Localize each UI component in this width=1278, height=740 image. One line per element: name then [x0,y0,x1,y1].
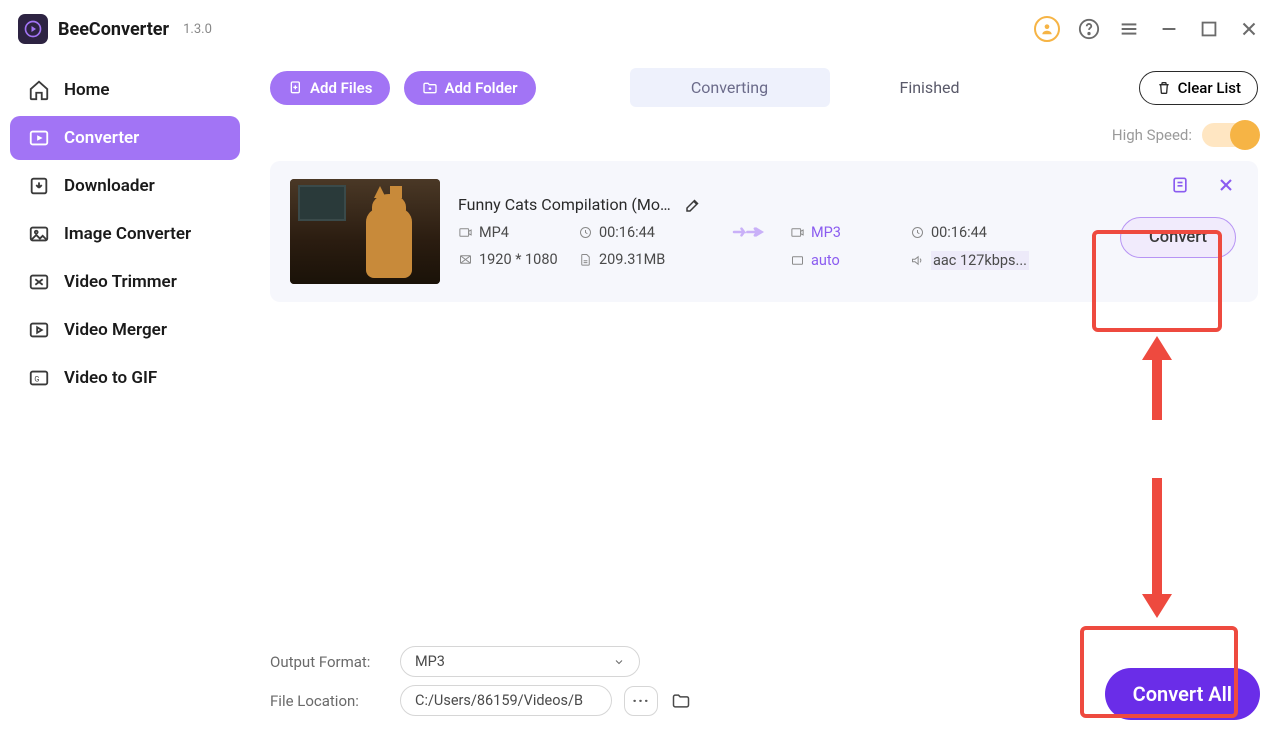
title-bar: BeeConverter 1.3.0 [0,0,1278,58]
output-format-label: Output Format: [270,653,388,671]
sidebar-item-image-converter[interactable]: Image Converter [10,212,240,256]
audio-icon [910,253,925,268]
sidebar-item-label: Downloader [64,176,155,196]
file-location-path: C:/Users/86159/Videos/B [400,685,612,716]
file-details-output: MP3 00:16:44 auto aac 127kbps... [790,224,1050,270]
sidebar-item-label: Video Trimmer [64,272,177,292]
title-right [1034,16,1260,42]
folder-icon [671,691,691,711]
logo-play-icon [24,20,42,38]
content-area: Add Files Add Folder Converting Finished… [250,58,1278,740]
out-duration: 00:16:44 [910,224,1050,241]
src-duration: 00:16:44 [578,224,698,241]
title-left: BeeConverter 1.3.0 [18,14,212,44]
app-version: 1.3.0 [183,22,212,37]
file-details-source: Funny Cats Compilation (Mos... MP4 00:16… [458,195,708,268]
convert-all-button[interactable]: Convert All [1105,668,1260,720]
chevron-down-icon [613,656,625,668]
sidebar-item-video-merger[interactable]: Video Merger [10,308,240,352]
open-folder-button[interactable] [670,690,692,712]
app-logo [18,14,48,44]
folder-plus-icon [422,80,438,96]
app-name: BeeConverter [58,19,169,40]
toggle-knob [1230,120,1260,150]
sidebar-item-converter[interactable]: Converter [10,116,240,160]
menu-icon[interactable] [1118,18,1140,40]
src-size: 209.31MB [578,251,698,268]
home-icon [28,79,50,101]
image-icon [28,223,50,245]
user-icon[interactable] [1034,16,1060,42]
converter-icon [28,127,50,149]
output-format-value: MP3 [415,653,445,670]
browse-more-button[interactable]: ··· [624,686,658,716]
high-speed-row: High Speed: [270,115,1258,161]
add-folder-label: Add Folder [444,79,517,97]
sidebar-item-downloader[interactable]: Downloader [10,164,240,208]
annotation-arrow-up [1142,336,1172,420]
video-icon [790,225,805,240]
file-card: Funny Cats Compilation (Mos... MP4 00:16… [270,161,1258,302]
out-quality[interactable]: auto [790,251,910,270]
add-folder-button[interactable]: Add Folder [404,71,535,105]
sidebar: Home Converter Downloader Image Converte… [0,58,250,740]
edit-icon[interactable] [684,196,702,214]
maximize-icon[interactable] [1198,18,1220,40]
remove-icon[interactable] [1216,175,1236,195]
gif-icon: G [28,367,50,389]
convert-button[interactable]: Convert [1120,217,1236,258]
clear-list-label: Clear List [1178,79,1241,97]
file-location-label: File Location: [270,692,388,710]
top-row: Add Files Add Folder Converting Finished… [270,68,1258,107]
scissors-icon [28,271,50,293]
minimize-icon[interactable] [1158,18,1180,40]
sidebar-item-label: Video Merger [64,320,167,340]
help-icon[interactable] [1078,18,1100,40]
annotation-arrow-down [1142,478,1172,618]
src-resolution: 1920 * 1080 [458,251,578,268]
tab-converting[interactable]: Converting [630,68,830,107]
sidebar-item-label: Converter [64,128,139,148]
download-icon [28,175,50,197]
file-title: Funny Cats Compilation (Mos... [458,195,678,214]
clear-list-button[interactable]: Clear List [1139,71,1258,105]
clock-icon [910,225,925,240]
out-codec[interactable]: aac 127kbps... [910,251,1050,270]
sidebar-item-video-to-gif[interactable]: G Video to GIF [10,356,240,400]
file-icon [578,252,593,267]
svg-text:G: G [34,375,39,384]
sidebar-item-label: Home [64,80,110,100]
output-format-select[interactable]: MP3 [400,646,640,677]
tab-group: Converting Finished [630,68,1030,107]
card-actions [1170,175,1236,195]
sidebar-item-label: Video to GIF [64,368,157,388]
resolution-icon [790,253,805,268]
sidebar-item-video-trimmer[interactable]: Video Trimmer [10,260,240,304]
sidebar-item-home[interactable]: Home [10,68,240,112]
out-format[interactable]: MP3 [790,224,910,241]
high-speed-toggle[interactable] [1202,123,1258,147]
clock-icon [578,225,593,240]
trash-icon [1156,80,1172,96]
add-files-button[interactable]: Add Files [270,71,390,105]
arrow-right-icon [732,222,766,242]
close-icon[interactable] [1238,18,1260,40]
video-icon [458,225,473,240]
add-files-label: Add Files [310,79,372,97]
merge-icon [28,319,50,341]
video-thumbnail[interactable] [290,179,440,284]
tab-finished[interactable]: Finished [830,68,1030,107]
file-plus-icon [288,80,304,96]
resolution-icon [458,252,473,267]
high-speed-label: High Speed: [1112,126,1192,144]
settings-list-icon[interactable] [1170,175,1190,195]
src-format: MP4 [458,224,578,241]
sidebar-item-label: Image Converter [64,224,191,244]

##############################

**Brief:** Reproduce the listing lines between the line holding "title-bar: BeeConverter 1.3.0 [0,0,1278,58]" and the line holding "app-version: 1.3.0 [183,22,212,37]", inclusive, swapping "Downloader" for "Download Manager" and leaving everything else unchanged.

**Solution to the problem:**
title-bar: BeeConverter 1.3.0 [0,0,1278,58]
output-format-label: Output Format: [270,653,388,671]
sidebar-item-image-converter[interactable]: Image Converter [10,212,240,256]
audio-icon [910,253,925,268]
sidebar-item-label: Download Manager [64,176,155,196]
file-location-path: C:/Users/86159/Videos/B [400,685,612,716]
file-details-output: MP3 00:16:44 auto aac 127kbps... [790,224,1050,270]
sidebar-item-label: Video Trimmer [64,272,177,292]
title-right [1034,16,1260,42]
folder-icon [671,691,691,711]
logo-play-icon [24,20,42,38]
content-area: Add Files Add Folder Converting Finished… [250,58,1278,740]
out-duration: 00:16:44 [910,224,1050,241]
src-duration: 00:16:44 [578,224,698,241]
title-left: BeeConverter 1.3.0 [18,14,212,44]
app-version: 1.3.0 [183,22,212,37]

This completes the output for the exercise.